Required task -
Say how many lines hold the string "title", and nothing more.

Stored data -
--- start ---
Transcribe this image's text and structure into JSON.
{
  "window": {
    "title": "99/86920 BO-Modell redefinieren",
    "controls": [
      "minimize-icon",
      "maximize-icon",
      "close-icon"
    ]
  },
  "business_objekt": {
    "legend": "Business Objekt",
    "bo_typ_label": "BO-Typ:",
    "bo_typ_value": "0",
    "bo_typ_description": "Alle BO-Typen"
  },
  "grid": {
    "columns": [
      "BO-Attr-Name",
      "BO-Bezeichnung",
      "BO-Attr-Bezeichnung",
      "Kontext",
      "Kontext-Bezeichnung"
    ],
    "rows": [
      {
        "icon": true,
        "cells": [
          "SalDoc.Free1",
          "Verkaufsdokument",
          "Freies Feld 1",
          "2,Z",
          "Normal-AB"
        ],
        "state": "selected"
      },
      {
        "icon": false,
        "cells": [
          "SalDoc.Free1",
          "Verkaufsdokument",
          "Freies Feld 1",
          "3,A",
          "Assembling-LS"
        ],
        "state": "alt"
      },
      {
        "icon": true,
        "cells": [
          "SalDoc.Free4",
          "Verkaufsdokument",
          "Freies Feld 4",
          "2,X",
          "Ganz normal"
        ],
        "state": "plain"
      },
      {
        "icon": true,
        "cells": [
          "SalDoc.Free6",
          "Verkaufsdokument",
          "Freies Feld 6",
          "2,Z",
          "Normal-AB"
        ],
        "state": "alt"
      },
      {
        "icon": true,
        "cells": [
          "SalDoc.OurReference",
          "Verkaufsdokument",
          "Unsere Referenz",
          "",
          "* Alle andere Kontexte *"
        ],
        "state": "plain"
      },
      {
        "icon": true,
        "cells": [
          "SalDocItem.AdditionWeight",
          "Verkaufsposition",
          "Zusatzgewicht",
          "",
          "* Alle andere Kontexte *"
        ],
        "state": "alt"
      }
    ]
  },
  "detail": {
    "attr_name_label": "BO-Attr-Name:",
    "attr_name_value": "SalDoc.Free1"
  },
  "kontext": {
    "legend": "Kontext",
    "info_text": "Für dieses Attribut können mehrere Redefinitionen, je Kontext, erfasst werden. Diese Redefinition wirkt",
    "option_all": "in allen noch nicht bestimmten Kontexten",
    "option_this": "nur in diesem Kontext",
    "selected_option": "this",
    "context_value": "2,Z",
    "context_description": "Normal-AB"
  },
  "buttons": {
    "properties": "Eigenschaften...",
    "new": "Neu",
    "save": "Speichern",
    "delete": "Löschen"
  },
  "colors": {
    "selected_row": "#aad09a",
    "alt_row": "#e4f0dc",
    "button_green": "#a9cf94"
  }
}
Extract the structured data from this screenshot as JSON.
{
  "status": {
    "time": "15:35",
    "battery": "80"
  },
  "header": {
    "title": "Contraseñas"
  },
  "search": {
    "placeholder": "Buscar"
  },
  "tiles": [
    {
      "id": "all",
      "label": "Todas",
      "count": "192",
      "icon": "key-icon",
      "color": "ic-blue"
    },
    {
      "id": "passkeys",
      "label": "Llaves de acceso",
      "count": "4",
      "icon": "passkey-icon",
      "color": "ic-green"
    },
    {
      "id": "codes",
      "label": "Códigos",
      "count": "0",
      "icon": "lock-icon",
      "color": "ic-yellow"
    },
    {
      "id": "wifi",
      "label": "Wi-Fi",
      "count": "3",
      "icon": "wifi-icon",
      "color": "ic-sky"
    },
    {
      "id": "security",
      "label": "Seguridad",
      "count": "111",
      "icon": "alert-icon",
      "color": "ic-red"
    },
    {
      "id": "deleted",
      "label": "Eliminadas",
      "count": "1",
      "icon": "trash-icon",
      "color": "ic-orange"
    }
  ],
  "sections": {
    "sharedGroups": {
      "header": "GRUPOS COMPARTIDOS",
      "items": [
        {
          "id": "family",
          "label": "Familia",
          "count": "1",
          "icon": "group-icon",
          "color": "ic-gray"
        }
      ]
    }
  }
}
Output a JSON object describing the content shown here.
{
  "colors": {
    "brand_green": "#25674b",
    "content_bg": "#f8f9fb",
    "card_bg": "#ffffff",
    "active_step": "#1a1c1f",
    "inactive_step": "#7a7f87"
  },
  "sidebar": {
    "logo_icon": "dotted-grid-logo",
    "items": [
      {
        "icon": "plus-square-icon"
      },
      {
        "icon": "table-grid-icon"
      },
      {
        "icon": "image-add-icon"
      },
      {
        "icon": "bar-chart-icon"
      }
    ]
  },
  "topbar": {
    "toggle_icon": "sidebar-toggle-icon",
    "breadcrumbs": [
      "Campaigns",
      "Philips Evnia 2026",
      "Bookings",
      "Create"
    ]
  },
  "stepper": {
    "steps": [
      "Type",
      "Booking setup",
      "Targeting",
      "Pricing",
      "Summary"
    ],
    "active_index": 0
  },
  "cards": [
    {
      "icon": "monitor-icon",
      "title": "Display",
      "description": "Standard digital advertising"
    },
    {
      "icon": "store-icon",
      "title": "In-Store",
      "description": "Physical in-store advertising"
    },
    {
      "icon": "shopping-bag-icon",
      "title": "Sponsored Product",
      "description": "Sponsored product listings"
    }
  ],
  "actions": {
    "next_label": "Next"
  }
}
--- end ---
Output for this exercise -
5